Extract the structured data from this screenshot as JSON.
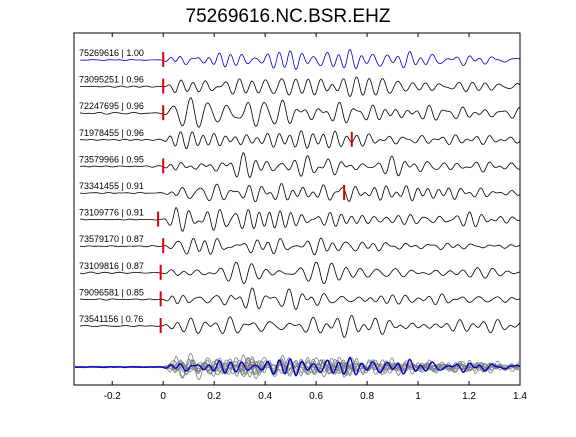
{
  "title": "75269616.NC.BSR.EHZ",
  "chart_data": {
    "type": "line",
    "title": "75269616.NC.BSR.EHZ",
    "xlabel": "",
    "ylabel": "",
    "xlim": [
      -0.35,
      1.4
    ],
    "xticks": [
      -0.2,
      0,
      0.2,
      0.4,
      0.6,
      0.8,
      1,
      1.2,
      1.4
    ],
    "xtick_labels": [
      "-0.2",
      "0",
      "0.2",
      "0.4",
      "0.6",
      "0.8",
      "1",
      "1.2",
      "1.4"
    ],
    "grid": false,
    "colors": {
      "reference": "#0000cc",
      "trace": "#000000",
      "marker": "#dd0000",
      "stack_gray": "#808080"
    },
    "traces": [
      {
        "label": "75269616 | 1.00",
        "pick": 0.0,
        "color": "#0000cc"
      },
      {
        "label": "73095251 | 0.96",
        "pick": 0.0,
        "color": "#000000"
      },
      {
        "label": "72247695 | 0.96",
        "pick": 0.0,
        "color": "#000000"
      },
      {
        "label": "71978455 | 0.96",
        "pick": 0.74,
        "color": "#000000"
      },
      {
        "label": "73579966 | 0.95",
        "pick": 0.0,
        "color": "#000000"
      },
      {
        "label": "73341455 | 0.91",
        "pick": 0.71,
        "color": "#000000"
      },
      {
        "label": "73109776 | 0.91",
        "pick": -0.02,
        "color": "#000000"
      },
      {
        "label": "73579170 | 0.87",
        "pick": 0.0,
        "color": "#000000"
      },
      {
        "label": "73109816 | 0.87",
        "pick": -0.01,
        "color": "#000000"
      },
      {
        "label": "79096581 | 0.85",
        "pick": -0.01,
        "color": "#000000"
      },
      {
        "label": "73541156 | 0.76",
        "pick": -0.01,
        "color": "#000000"
      }
    ],
    "stack": {
      "description_hidden": true,
      "color": "#0000cc",
      "overlay_color": "#808080"
    }
  }
}
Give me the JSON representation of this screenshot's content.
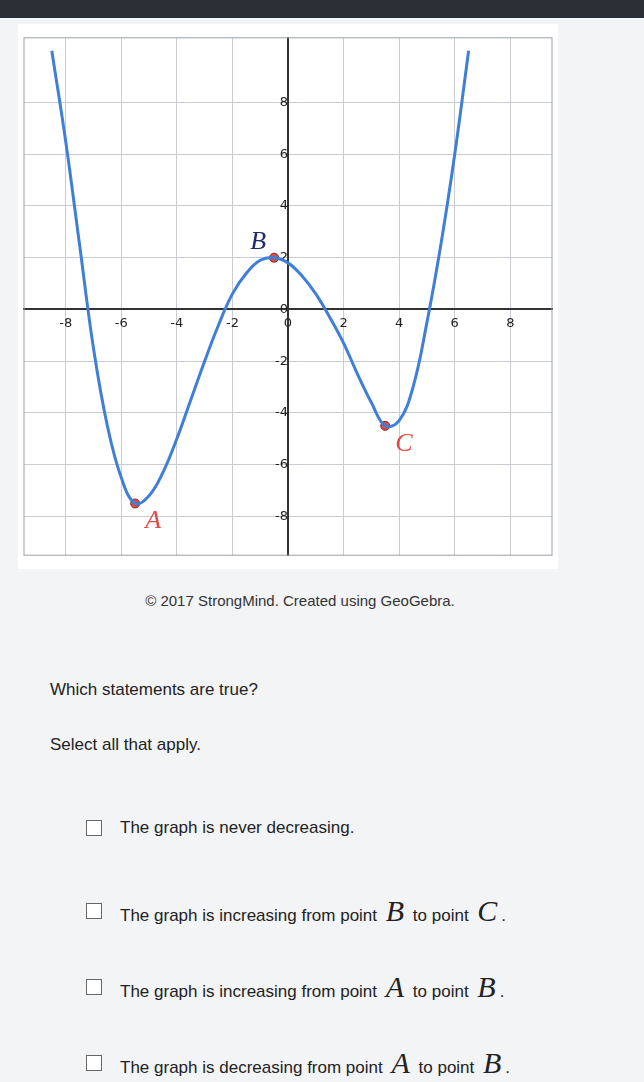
{
  "chart_data": {
    "type": "line",
    "x": [
      -8.5,
      -8,
      -7.5,
      -7,
      -6.5,
      -6,
      -5.5,
      -5,
      -4.5,
      -4,
      -3.5,
      -3,
      -2.5,
      -2,
      -1.5,
      -1,
      -0.5,
      0,
      0.5,
      1,
      1.5,
      2,
      2.5,
      3,
      3.5,
      4,
      4.5,
      5,
      5.5,
      6,
      6.5
    ],
    "values": [
      10,
      6.5,
      2.5,
      -1.5,
      -4.5,
      -6.5,
      -7.5,
      -7.2,
      -6.3,
      -5,
      -3.5,
      -2,
      -0.6,
      0.6,
      1.4,
      1.9,
      2,
      1.8,
      1.3,
      0.6,
      -0.3,
      -1.3,
      -2.5,
      -3.6,
      -4.5,
      -4.3,
      -3,
      -0.5,
      2.5,
      6,
      10
    ],
    "color": "#3f7fd8",
    "points": [
      {
        "label": "A",
        "x": -5.5,
        "y": -7.5
      },
      {
        "label": "B",
        "x": -0.5,
        "y": 2
      },
      {
        "label": "C",
        "x": 3.5,
        "y": -4.5
      }
    ],
    "point_color": "#dd4b44",
    "xlim": [
      -9.5,
      9.5
    ],
    "xticks": [
      -8,
      -6,
      -4,
      -2,
      0,
      2,
      4,
      6,
      8
    ],
    "ylim": [
      -9.5,
      10.5
    ],
    "yticks": [
      -8,
      -6,
      -4,
      -2,
      0,
      2,
      4,
      6,
      8
    ],
    "grid": true
  },
  "credit": "© 2017 StrongMind. Created using GeoGebra.",
  "question": "Which statements are true?",
  "instruction": "Select all that apply.",
  "options": [
    "The graph is never decreasing.",
    "The graph is increasing from point B to point C.",
    "The graph is increasing from point A to point B.",
    "The graph is decreasing from point A to point B."
  ]
}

# # # #

Stated problem:
Each entry should be repeated exactly as it appears; the pictures stay out.

Solved problem:
Extract the structured data from this screenshot as JSON.
{
  "title": "75269616.NC.BSR.EHZ",
  "chart_data": {
    "type": "line",
    "title": "75269616.NC.BSR.EHZ",
    "xlabel": "",
    "ylabel": "",
    "xlim": [
      -0.35,
      1.4
    ],
    "xticks": [
      -0.2,
      0,
      0.2,
      0.4,
      0.6,
      0.8,
      1,
      1.2,
      1.4
    ],
    "xtick_labels": [
      "-0.2",
      "0",
      "0.2",
      "0.4",
      "0.6",
      "0.8",
      "1",
      "1.2",
      "1.4"
    ],
    "grid": false,
    "colors": {
      "reference": "#0000cc",
      "trace": "#000000",
      "marker": "#dd0000",
      "stack_gray": "#808080"
    },
    "traces": [
      {
        "label": "75269616 | 1.00",
        "pick": 0.0,
        "color": "#0000cc"
      },
      {
        "label": "73095251 | 0.96",
        "pick": 0.0,
        "color": "#000000"
      },
      {
        "label": "72247695 | 0.96",
        "pick": 0.0,
        "color": "#000000"
      },
      {
        "label": "71978455 | 0.96",
        "pick": 0.74,
        "color": "#000000"
      },
      {
        "label": "73579966 | 0.95",
        "pick": 0.0,
        "color": "#000000"
      },
      {
        "label": "73341455 | 0.91",
        "pick": 0.71,
        "color": "#000000"
      },
      {
        "label": "73109776 | 0.91",
        "pick": -0.02,
        "color": "#000000"
      },
      {
        "label": "73579170 | 0.87",
        "pick": 0.0,
        "color": "#000000"
      },
      {
        "label": "73109816 | 0.87",
        "pick": -0.01,
        "color": "#000000"
      },
      {
        "label": "79096581 | 0.85",
        "pick": -0.01,
        "color": "#000000"
      },
      {
        "label": "73541156 | 0.76",
        "pick": -0.01,
        "color": "#000000"
      }
    ],
    "stack": {
      "description_hidden": true,
      "color": "#0000cc",
      "overlay_color": "#808080"
    }
  }
}
Give me the JSON representation of this screenshot's content.
{
  "chart_data": {
    "type": "line",
    "x": [
      -8.5,
      -8,
      -7.5,
      -7,
      -6.5,
      -6,
      -5.5,
      -5,
      -4.5,
      -4,
      -3.5,
      -3,
      -2.5,
      -2,
      -1.5,
      -1,
      -0.5,
      0,
      0.5,
      1,
      1.5,
      2,
      2.5,
      3,
      3.5,
      4,
      4.5,
      5,
      5.5,
      6,
      6.5
    ],
    "values": [
      10,
      6.5,
      2.5,
      -1.5,
      -4.5,
      -6.5,
      -7.5,
      -7.2,
      -6.3,
      -5,
      -3.5,
      -2,
      -0.6,
      0.6,
      1.4,
      1.9,
      2,
      1.8,
      1.3,
      0.6,
      -0.3,
      -1.3,
      -2.5,
      -3.6,
      -4.5,
      -4.3,
      -3,
      -0.5,
      2.5,
      6,
      10
    ],
    "color": "#3f7fd8",
    "points": [
      {
        "label": "A",
        "x": -5.5,
        "y": -7.5
      },
      {
        "label": "B",
        "x": -0.5,
        "y": 2
      },
      {
        "label": "C",
        "x": 3.5,
        "y": -4.5
      }
    ],
    "point_color": "#dd4b44",
    "xlim": [
      -9.5,
      9.5
    ],
    "xticks": [
      -8,
      -6,
      -4,
      -2,
      0,
      2,
      4,
      6,
      8
    ],
    "ylim": [
      -9.5,
      10.5
    ],
    "yticks": [
      -8,
      -6,
      -4,
      -2,
      0,
      2,
      4,
      6,
      8
    ],
    "grid": true
  },
  "credit": "© 2017 StrongMind. Created using GeoGebra.",
  "question": "Which statements are true?",
  "instruction": "Select all that apply.",
  "options": [
    "The graph is never decreasing.",
    "The graph is increasing from point B to point C.",
    "The graph is increasing from point A to point B.",
    "The graph is decreasing from point A to point B."
  ]
}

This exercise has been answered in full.